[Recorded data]
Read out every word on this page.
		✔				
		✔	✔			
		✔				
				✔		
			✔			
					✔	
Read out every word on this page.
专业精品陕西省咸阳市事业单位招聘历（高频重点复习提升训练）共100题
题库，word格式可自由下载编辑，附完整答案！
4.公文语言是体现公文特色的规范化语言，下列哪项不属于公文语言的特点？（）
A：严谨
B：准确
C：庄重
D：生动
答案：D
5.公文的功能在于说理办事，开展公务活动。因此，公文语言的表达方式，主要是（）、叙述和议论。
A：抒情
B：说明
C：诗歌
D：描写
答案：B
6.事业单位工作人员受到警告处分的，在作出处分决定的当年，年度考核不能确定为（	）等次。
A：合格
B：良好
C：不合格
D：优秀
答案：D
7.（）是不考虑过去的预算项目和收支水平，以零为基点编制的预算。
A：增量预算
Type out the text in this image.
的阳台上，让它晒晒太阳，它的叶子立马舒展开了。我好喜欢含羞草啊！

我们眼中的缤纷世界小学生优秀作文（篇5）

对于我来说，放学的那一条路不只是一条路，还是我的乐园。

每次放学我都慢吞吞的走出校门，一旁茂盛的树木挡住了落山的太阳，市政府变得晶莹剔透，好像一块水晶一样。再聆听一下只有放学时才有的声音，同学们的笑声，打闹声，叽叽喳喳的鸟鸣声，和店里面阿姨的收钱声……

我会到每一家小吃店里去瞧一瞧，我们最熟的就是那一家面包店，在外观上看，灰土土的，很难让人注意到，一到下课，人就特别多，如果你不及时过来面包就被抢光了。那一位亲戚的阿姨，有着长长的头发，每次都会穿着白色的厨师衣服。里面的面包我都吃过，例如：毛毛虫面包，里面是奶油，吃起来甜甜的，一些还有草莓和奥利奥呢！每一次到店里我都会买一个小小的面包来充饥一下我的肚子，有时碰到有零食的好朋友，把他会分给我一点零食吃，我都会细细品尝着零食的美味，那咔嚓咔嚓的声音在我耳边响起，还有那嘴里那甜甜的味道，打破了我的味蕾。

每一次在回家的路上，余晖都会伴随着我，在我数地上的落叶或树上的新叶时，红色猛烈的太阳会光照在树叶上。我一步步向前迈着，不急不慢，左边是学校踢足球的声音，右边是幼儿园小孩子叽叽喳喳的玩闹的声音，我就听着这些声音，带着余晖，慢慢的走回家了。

### DIRECTIONS FOR THIS TASK:
Reproduce the records word for word.

### OUTPUT BELOW:
Read out every word on this page.
		✔				
		✔	✔			
		✔				
				✔		
			✔			
					✔	
Read out every word on this page.
专业精品陕西省咸阳市事业单位招聘历（高频重点复习提升训练）共100题
题库，word格式可自由下载编辑，附完整答案！
4.公文语言是体现公文特色的规范化语言，下列哪项不属于公文语言的特点？（）
A：严谨
B：准确
C：庄重
D：生动
答案：D
5.公文的功能在于说理办事，开展公务活动。因此，公文语言的表达方式，主要是（）、叙述和议论。
A：抒情
B：说明
C：诗歌
D：描写
答案：B
6.事业单位工作人员受到警告处分的，在作出处分决定的当年，年度考核不能确定为（	）等次。
A：合格
B：良好
C：不合格
D：优秀
答案：D
7.（）是不考虑过去的预算项目和收支水平，以零为基点编制的预算。
A：增量预算
Type out the text in this image.
的阳台上，让它晒晒太阳，它的叶子立马舒展开了。我好喜欢含羞草啊！

我们眼中的缤纷世界小学生优秀作文（篇5）

对于我来说，放学的那一条路不只是一条路，还是我的乐园。

每次放学我都慢吞吞的走出校门，一旁茂盛的树木挡住了落山的太阳，市政府变得晶莹剔透，好像一块水晶一样。再聆听一下只有放学时才有的声音，同学们的笑声，打闹声，叽叽喳喳的鸟鸣声，和店里面阿姨的收钱声……

我会到每一家小吃店里去瞧一瞧，我们最熟的就是那一家面包店，在外观上看，灰土土的，很难让人注意到，一到下课，人就特别多，如果你不及时过来面包就被抢光了。那一位亲戚的阿姨，有着长长的头发，每次都会穿着白色的厨师衣服。里面的面包我都吃过，例如：毛毛虫面包，里面是奶油，吃起来甜甜的，一些还有草莓和奥利奥呢！每一次到店里我都会买一个小小的面包来充饥一下我的肚子，有时碰到有零食的好朋友，把他会分给我一点零食吃，我都会细细品尝着零食的美味，那咔嚓咔嚓的声音在我耳边响起，还有那嘴里那甜甜的味道，打破了我的味蕾。

每一次在回家的路上，余晖都会伴随着我，在我数地上的落叶或树上的新叶时，红色猛烈的太阳会光照在树叶上。我一步步向前迈着，不急不慢，左边是学校踢足球的声音，右边是幼儿园小孩子叽叽喳喳的玩闹的声音，我就听着这些声音，带着余晖，慢慢的走回家了。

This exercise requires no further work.